● TASK DETAILS
Where a line contains the word "Holbæk", copy that line in full.

● DATA LISTING

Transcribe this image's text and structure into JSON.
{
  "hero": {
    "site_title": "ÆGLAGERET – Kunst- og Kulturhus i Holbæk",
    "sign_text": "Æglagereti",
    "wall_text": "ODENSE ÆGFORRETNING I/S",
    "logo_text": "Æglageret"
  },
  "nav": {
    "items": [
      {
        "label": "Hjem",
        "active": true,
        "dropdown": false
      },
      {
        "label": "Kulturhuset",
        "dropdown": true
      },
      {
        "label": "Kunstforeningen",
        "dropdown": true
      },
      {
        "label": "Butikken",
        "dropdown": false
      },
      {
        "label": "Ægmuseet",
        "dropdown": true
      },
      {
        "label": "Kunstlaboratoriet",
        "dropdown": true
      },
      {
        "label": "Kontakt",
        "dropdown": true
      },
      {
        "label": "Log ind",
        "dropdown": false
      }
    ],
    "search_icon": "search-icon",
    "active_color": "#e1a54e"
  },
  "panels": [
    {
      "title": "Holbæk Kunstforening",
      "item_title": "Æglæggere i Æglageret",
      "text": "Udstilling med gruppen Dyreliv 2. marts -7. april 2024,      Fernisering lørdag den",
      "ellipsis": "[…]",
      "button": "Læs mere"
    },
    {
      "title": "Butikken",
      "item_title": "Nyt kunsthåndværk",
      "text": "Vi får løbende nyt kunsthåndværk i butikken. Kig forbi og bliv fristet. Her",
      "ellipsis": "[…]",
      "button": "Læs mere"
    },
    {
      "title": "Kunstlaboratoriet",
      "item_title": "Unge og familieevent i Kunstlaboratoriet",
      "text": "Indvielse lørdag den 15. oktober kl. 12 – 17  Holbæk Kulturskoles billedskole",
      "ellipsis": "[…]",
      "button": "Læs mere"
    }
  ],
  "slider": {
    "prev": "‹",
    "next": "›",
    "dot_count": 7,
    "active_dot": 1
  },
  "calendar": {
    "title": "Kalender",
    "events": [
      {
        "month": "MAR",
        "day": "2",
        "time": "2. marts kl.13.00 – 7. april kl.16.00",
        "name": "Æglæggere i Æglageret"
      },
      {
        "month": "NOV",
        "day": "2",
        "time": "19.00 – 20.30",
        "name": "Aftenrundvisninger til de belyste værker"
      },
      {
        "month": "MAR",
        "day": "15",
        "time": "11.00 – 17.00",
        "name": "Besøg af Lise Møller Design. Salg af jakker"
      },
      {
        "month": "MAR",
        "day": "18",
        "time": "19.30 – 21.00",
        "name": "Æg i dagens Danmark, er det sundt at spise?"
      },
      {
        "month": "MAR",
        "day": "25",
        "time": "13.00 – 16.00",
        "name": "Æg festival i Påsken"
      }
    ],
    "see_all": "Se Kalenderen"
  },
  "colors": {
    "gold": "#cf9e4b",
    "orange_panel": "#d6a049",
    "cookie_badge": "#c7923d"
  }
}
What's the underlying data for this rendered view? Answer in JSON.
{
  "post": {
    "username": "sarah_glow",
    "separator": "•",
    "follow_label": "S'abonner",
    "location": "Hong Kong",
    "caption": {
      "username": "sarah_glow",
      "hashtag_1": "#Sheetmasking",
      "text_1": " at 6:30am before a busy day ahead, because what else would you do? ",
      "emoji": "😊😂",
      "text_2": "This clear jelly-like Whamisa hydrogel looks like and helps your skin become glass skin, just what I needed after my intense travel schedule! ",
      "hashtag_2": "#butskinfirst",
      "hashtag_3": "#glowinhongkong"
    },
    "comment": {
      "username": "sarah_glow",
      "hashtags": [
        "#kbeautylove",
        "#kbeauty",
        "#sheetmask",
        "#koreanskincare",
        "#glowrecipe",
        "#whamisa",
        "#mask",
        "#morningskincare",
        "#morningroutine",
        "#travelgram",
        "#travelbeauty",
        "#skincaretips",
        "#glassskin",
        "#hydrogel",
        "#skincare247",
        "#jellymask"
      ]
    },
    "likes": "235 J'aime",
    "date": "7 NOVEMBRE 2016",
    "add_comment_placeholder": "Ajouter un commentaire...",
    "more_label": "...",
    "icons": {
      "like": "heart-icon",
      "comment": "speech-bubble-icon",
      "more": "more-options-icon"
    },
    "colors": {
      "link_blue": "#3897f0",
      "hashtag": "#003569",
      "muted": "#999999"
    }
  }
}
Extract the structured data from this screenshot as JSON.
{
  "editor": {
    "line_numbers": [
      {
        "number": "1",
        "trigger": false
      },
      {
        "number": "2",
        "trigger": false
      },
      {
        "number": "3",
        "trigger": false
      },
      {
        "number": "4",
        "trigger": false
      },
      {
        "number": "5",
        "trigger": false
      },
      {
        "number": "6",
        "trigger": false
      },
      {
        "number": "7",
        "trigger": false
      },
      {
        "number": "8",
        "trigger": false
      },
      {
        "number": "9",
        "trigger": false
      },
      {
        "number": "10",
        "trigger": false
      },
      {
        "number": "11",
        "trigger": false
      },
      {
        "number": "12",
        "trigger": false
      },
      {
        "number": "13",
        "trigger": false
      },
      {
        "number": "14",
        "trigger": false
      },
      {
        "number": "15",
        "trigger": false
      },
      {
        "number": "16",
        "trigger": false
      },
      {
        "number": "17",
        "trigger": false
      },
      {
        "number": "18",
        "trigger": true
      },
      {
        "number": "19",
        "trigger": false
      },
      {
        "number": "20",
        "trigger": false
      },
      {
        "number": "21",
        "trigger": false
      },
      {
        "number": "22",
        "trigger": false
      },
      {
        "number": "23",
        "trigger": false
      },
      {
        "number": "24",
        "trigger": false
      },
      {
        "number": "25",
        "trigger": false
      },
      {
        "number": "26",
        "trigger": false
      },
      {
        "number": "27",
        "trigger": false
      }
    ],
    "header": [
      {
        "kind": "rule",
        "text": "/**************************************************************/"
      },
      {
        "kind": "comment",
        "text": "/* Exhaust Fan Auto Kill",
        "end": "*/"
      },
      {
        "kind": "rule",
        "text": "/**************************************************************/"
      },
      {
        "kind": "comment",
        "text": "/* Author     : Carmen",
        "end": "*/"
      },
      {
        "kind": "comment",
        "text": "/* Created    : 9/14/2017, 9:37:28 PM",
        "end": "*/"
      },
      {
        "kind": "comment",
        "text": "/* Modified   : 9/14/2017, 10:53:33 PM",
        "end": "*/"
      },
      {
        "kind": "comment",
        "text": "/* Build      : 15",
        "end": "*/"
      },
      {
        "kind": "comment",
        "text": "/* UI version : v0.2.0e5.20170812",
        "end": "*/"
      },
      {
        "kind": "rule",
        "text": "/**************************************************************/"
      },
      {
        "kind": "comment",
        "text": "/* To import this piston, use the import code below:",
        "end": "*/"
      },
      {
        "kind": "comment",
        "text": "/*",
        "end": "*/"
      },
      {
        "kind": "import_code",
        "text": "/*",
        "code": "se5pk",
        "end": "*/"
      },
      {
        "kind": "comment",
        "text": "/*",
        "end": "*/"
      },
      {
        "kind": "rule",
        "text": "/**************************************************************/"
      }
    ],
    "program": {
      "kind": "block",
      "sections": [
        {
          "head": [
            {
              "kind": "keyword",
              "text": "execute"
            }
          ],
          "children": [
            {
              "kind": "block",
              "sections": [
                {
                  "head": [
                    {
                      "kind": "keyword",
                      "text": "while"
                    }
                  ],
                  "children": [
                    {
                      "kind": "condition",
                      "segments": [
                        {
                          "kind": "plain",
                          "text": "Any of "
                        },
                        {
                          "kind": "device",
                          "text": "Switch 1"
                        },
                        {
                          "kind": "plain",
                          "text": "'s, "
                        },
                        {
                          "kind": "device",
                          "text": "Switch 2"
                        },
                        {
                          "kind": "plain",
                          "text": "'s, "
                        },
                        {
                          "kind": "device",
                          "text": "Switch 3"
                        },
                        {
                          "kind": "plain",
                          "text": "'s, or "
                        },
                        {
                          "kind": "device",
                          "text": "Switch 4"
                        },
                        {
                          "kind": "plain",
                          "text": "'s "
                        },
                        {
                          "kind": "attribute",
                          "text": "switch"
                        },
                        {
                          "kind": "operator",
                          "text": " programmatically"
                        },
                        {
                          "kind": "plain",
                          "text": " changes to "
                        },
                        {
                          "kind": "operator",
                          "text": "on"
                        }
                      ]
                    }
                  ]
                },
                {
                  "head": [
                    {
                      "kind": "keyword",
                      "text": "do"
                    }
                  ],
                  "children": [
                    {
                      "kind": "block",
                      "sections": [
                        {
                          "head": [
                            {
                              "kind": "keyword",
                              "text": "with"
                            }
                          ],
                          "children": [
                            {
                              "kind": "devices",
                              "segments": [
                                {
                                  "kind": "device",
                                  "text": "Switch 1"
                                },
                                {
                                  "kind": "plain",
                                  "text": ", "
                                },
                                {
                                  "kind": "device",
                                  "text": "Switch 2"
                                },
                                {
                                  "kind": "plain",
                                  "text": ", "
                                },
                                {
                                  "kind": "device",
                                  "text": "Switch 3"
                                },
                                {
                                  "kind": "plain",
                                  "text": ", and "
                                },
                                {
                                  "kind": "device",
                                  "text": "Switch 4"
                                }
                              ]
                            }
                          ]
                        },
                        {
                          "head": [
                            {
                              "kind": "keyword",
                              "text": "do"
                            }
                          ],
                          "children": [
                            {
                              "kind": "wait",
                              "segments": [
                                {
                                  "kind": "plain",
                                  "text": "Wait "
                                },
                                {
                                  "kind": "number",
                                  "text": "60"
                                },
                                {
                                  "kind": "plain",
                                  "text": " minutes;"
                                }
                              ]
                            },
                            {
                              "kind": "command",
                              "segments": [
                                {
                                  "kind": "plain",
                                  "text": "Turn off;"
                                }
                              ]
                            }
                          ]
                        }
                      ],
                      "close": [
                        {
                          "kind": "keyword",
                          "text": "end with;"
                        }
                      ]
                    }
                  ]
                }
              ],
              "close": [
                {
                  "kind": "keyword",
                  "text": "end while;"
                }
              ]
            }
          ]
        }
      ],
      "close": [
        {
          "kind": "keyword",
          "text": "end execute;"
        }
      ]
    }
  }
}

● CORRECT ANSWER
    "site_title": "ÆGLAGERET – Kunst- og Kulturhus i Holbæk",
      "title": "Holbæk Kunstforening",
      "text": "Indvielse lørdag den 15. oktober kl. 12 – 17  Holbæk Kulturskoles billedskole",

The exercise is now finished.